Find the lines that hold the word "Knoblauch" and return them.

────────────────

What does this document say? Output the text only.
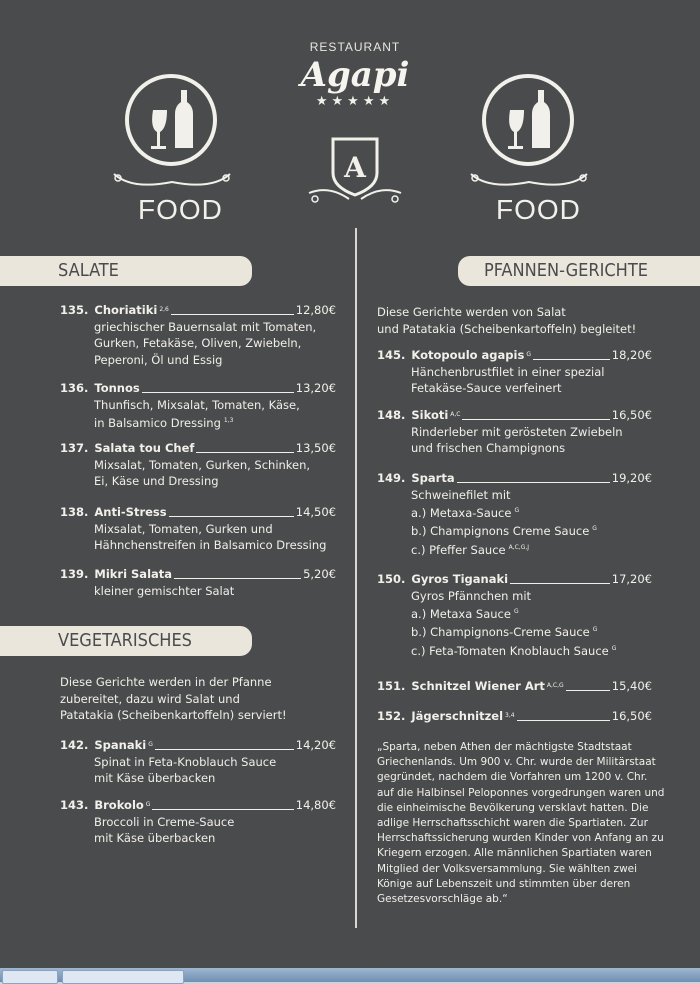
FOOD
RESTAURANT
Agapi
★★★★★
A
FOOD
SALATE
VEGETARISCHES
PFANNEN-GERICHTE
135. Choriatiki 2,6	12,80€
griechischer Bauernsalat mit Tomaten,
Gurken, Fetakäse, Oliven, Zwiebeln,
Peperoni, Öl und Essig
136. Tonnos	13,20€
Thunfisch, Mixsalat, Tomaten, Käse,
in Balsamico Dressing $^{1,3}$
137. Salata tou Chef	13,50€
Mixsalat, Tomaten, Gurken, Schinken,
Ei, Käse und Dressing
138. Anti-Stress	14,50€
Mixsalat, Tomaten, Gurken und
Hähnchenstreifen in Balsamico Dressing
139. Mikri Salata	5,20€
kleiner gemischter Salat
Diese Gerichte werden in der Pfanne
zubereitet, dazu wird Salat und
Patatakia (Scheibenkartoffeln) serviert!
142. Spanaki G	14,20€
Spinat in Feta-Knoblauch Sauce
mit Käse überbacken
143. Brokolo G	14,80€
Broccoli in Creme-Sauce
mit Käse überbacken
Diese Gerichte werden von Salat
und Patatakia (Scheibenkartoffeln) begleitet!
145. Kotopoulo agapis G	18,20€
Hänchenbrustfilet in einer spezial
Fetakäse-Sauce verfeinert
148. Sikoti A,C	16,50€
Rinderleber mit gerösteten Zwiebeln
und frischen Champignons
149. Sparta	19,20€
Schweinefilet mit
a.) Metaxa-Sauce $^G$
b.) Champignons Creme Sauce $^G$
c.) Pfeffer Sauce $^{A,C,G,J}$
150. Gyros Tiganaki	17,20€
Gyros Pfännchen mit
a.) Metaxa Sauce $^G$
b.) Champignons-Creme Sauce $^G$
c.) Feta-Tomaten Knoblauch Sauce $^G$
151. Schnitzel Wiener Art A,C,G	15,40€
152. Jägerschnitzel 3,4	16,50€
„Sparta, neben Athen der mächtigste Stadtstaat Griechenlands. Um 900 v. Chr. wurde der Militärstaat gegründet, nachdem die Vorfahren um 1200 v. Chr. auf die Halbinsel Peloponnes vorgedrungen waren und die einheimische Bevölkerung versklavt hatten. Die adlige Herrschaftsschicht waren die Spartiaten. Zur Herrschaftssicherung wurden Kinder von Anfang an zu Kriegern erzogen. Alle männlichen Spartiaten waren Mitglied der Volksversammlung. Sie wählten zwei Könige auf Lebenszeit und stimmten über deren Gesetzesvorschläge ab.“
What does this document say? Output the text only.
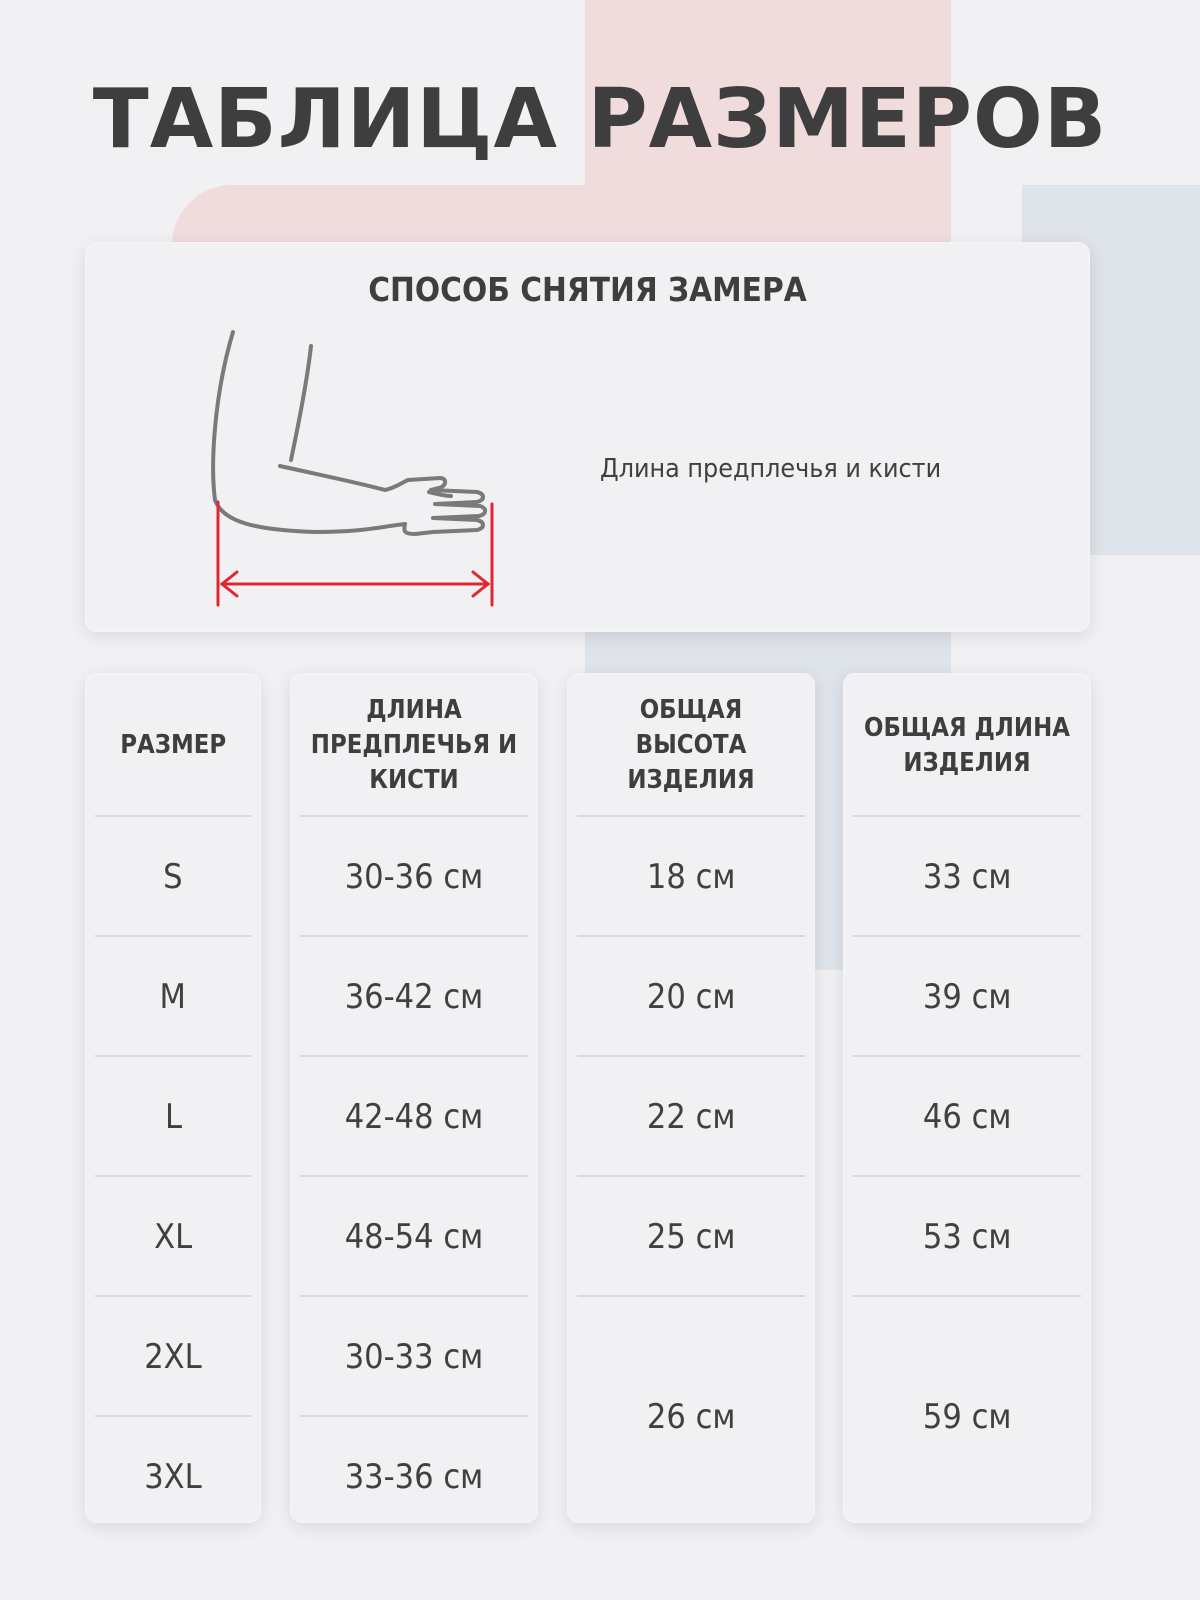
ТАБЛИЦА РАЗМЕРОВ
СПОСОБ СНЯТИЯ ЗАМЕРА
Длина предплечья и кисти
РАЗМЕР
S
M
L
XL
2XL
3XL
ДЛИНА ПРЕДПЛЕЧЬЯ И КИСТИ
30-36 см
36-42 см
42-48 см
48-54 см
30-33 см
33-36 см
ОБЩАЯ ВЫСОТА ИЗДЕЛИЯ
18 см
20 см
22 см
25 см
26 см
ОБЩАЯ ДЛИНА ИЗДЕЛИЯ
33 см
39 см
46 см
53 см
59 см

────────────────

Answer to the problem:
Spinat in Feta-Knoblauch Sauce
c.) Feta-Tomaten Knoblauch Sauce $^G$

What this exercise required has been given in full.